Records excerpted from a collection
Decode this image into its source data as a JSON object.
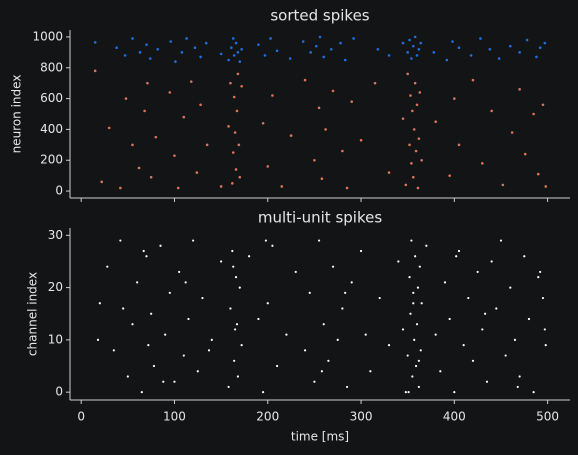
{
  "chart_data": [
    {
      "type": "scatter",
      "title": "sorted spikes",
      "ylabel": "neuron index",
      "xlim": [
        -12,
        524
      ],
      "ylim": [
        -45,
        1045
      ],
      "xticks": [
        0,
        100,
        200,
        300,
        400,
        500
      ],
      "yticks": [
        0,
        200,
        400,
        600,
        800,
        1000
      ],
      "show_xtick_labels": false,
      "series": [
        {
          "color": "#1f6fe0",
          "x": [
            15,
            38,
            47,
            55,
            63,
            70,
            74,
            82,
            96,
            101,
            108,
            113,
            122,
            128,
            134,
            150,
            158,
            161,
            163,
            164,
            166,
            168,
            170,
            172,
            190,
            197,
            203,
            210,
            224,
            238,
            246,
            252,
            256,
            260,
            268,
            278,
            283,
            292,
            318,
            330,
            345,
            350,
            352,
            354,
            356,
            358,
            360,
            362,
            364,
            378,
            392,
            398,
            405,
            418,
            428,
            438,
            448,
            460,
            470,
            478,
            488,
            492,
            497
          ],
          "values": [
            965,
            930,
            880,
            990,
            900,
            950,
            860,
            920,
            970,
            840,
            900,
            990,
            930,
            870,
            960,
            890,
            850,
            930,
            990,
            880,
            960,
            900,
            840,
            920,
            950,
            880,
            990,
            910,
            860,
            970,
            900,
            940,
            1000,
            870,
            920,
            960,
            850,
            990,
            920,
            880,
            960,
            900,
            980,
            860,
            940,
            1000,
            880,
            920,
            960,
            900,
            850,
            970,
            930,
            880,
            990,
            920,
            860,
            940,
            900,
            980,
            870,
            930,
            960
          ]
        },
        {
          "color": "#d9755a",
          "x": [
            15,
            22,
            30,
            42,
            48,
            55,
            62,
            68,
            71,
            75,
            80,
            95,
            100,
            104,
            110,
            118,
            124,
            128,
            135,
            150,
            158,
            160,
            162,
            163,
            164,
            165,
            166,
            167,
            168,
            169,
            170,
            172,
            195,
            200,
            205,
            215,
            225,
            240,
            250,
            255,
            258,
            262,
            270,
            280,
            285,
            290,
            300,
            315,
            330,
            345,
            348,
            350,
            352,
            353,
            354,
            355,
            356,
            357,
            358,
            359,
            360,
            361,
            362,
            363,
            365,
            380,
            395,
            400,
            405,
            420,
            430,
            440,
            452,
            462,
            470,
            476,
            485,
            490,
            495,
            498
          ],
          "values": [
            780,
            60,
            410,
            20,
            600,
            300,
            150,
            520,
            700,
            90,
            350,
            640,
            230,
            20,
            480,
            710,
            120,
            560,
            300,
            30,
            420,
            700,
            50,
            250,
            610,
            380,
            140,
            520,
            760,
            300,
            90,
            680,
            440,
            160,
            620,
            30,
            360,
            720,
            200,
            540,
            80,
            400,
            650,
            260,
            20,
            580,
            330,
            700,
            120,
            470,
            40,
            760,
            300,
            620,
            180,
            520,
            90,
            400,
            700,
            260,
            560,
            20,
            340,
            640,
            200,
            450,
            100,
            600,
            300,
            720,
            180,
            520,
            40,
            380,
            660,
            240,
            500,
            110,
            560,
            30
          ]
        }
      ]
    },
    {
      "type": "scatter",
      "title": "multi-unit spikes",
      "ylabel": "channel index",
      "xlabel": "time [ms]",
      "xlim": [
        -12,
        524
      ],
      "ylim": [
        -1.5,
        31.4
      ],
      "xticks": [
        0,
        100,
        200,
        300,
        400,
        500
      ],
      "yticks": [
        0,
        10,
        20,
        30
      ],
      "show_xtick_labels": true,
      "series": [
        {
          "color": "#ffffff",
          "x": [
            20,
            28,
            35,
            42,
            50,
            55,
            60,
            65,
            70,
            72,
            75,
            78,
            85,
            90,
            95,
            100,
            105,
            110,
            115,
            120,
            125,
            130,
            140,
            150,
            158,
            160,
            162,
            164,
            165,
            166,
            168,
            170,
            172,
            180,
            190,
            195,
            200,
            205,
            210,
            220,
            230,
            240,
            245,
            250,
            255,
            260,
            265,
            270,
            275,
            280,
            285,
            290,
            300,
            310,
            320,
            330,
            340,
            345,
            348,
            350,
            352,
            353,
            354,
            355,
            356,
            357,
            358,
            359,
            360,
            361,
            362,
            363,
            364,
            365,
            370,
            380,
            385,
            390,
            395,
            400,
            405,
            410,
            415,
            420,
            425,
            430,
            435,
            440,
            445,
            450,
            455,
            460,
            465,
            470,
            475,
            480,
            485,
            490,
            495,
            498,
            18,
            45,
            67,
            88,
            112,
            137,
            163,
            167,
            198,
            258,
            283,
            305,
            351,
            356,
            362,
            402,
            433,
            468,
            492,
            497
          ],
          "values": [
            17,
            24,
            8,
            29,
            3,
            13,
            21,
            0,
            26,
            9,
            15,
            5,
            28,
            11,
            19,
            2,
            23,
            7,
            14,
            29,
            4,
            18,
            10,
            25,
            1,
            16,
            27,
            6,
            12,
            22,
            3,
            20,
            9,
            26,
            14,
            0,
            17,
            28,
            5,
            11,
            23,
            8,
            19,
            2,
            29,
            13,
            6,
            24,
            10,
            16,
            1,
            21,
            27,
            4,
            18,
            9,
            25,
            12,
            0,
            7,
            22,
            15,
            29,
            3,
            19,
            10,
            26,
            5,
            13,
            20,
            1,
            24,
            8,
            17,
            28,
            11,
            4,
            21,
            14,
            0,
            27,
            9,
            18,
            6,
            23,
            12,
            2,
            25,
            16,
            29,
            7,
            20,
            10,
            3,
            26,
            14,
            0,
            22,
            18,
            9,
            10,
            16,
            27,
            2,
            21,
            8,
            24,
            13,
            29,
            4,
            19,
            11,
            0,
            17,
            6,
            26,
            15,
            1,
            23,
            12
          ]
        }
      ]
    }
  ]
}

- _Task statement_
Omit every picture, and otherwise quote the entries exactly.

- _Task response_
Decode this image into its source data as a JSON object.
{
  "chart_data": [
    {
      "type": "scatter",
      "title": "sorted spikes",
      "ylabel": "neuron index",
      "xlim": [
        -12,
        524
      ],
      "ylim": [
        -45,
        1045
      ],
      "xticks": [
        0,
        100,
        200,
        300,
        400,
        500
      ],
      "yticks": [
        0,
        200,
        400,
        600,
        800,
        1000
      ],
      "show_xtick_labels": false,
      "series": [
        {
          "color": "#1f6fe0",
          "x": [
            15,
            38,
            47,
            55,
            63,
            70,
            74,
            82,
            96,
            101,
            108,
            113,
            122,
            128,
            134,
            150,
            158,
            161,
            163,
            164,
            166,
            168,
            170,
            172,
            190,
            197,
            203,
            210,
            224,
            238,
            246,
            252,
            256,
            260,
            268,
            278,
            283,
            292,
            318,
            330,
            345,
            350,
            352,
            354,
            356,
            358,
            360,
            362,
            364,
            378,
            392,
            398,
            405,
            418,
            428,
            438,
            448,
            460,
            470,
            478,
            488,
            492,
            497
          ],
          "values": [
            965,
            930,
            880,
            990,
            900,
            950,
            860,
            920,
            970,
            840,
            900,
            990,
            930,
            870,
            960,
            890,
            850,
            930,
            990,
            880,
            960,
            900,
            840,
            920,
            950,
            880,
            990,
            910,
            860,
            970,
            900,
            940,
            1000,
            870,
            920,
            960,
            850,
            990,
            920,
            880,
            960,
            900,
            980,
            860,
            940,
            1000,
            880,
            920,
            960,
            900,
            850,
            970,
            930,
            880,
            990,
            920,
            860,
            940,
            900,
            980,
            870,
            930,
            960
          ]
        },
        {
          "color": "#d9755a",
          "x": [
            15,
            22,
            30,
            42,
            48,
            55,
            62,
            68,
            71,
            75,
            80,
            95,
            100,
            104,
            110,
            118,
            124,
            128,
            135,
            150,
            158,
            160,
            162,
            163,
            164,
            165,
            166,
            167,
            168,
            169,
            170,
            172,
            195,
            200,
            205,
            215,
            225,
            240,
            250,
            255,
            258,
            262,
            270,
            280,
            285,
            290,
            300,
            315,
            330,
            345,
            348,
            350,
            352,
            353,
            354,
            355,
            356,
            357,
            358,
            359,
            360,
            361,
            362,
            363,
            365,
            380,
            395,
            400,
            405,
            420,
            430,
            440,
            452,
            462,
            470,
            476,
            485,
            490,
            495,
            498
          ],
          "values": [
            780,
            60,
            410,
            20,
            600,
            300,
            150,
            520,
            700,
            90,
            350,
            640,
            230,
            20,
            480,
            710,
            120,
            560,
            300,
            30,
            420,
            700,
            50,
            250,
            610,
            380,
            140,
            520,
            760,
            300,
            90,
            680,
            440,
            160,
            620,
            30,
            360,
            720,
            200,
            540,
            80,
            400,
            650,
            260,
            20,
            580,
            330,
            700,
            120,
            470,
            40,
            760,
            300,
            620,
            180,
            520,
            90,
            400,
            700,
            260,
            560,
            20,
            340,
            640,
            200,
            450,
            100,
            600,
            300,
            720,
            180,
            520,
            40,
            380,
            660,
            240,
            500,
            110,
            560,
            30
          ]
        }
      ]
    },
    {
      "type": "scatter",
      "title": "multi-unit spikes",
      "ylabel": "channel index",
      "xlabel": "time [ms]",
      "xlim": [
        -12,
        524
      ],
      "ylim": [
        -1.5,
        31.4
      ],
      "xticks": [
        0,
        100,
        200,
        300,
        400,
        500
      ],
      "yticks": [
        0,
        10,
        20,
        30
      ],
      "show_xtick_labels": true,
      "series": [
        {
          "color": "#ffffff",
          "x": [
            20,
            28,
            35,
            42,
            50,
            55,
            60,
            65,
            70,
            72,
            75,
            78,
            85,
            90,
            95,
            100,
            105,
            110,
            115,
            120,
            125,
            130,
            140,
            150,
            158,
            160,
            162,
            164,
            165,
            166,
            168,
            170,
            172,
            180,
            190,
            195,
            200,
            205,
            210,
            220,
            230,
            240,
            245,
            250,
            255,
            260,
            265,
            270,
            275,
            280,
            285,
            290,
            300,
            310,
            320,
            330,
            340,
            345,
            348,
            350,
            352,
            353,
            354,
            355,
            356,
            357,
            358,
            359,
            360,
            361,
            362,
            363,
            364,
            365,
            370,
            380,
            385,
            390,
            395,
            400,
            405,
            410,
            415,
            420,
            425,
            430,
            435,
            440,
            445,
            450,
            455,
            460,
            465,
            470,
            475,
            480,
            485,
            490,
            495,
            498,
            18,
            45,
            67,
            88,
            112,
            137,
            163,
            167,
            198,
            258,
            283,
            305,
            351,
            356,
            362,
            402,
            433,
            468,
            492,
            497
          ],
          "values": [
            17,
            24,
            8,
            29,
            3,
            13,
            21,
            0,
            26,
            9,
            15,
            5,
            28,
            11,
            19,
            2,
            23,
            7,
            14,
            29,
            4,
            18,
            10,
            25,
            1,
            16,
            27,
            6,
            12,
            22,
            3,
            20,
            9,
            26,
            14,
            0,
            17,
            28,
            5,
            11,
            23,
            8,
            19,
            2,
            29,
            13,
            6,
            24,
            10,
            16,
            1,
            21,
            27,
            4,
            18,
            9,
            25,
            12,
            0,
            7,
            22,
            15,
            29,
            3,
            19,
            10,
            26,
            5,
            13,
            20,
            1,
            24,
            8,
            17,
            28,
            11,
            4,
            21,
            14,
            0,
            27,
            9,
            18,
            6,
            23,
            12,
            2,
            25,
            16,
            29,
            7,
            20,
            10,
            3,
            26,
            14,
            0,
            22,
            18,
            9,
            10,
            16,
            27,
            2,
            21,
            8,
            24,
            13,
            29,
            4,
            19,
            11,
            0,
            17,
            6,
            26,
            15,
            1,
            23,
            12
          ]
        }
      ]
    }
  ]
}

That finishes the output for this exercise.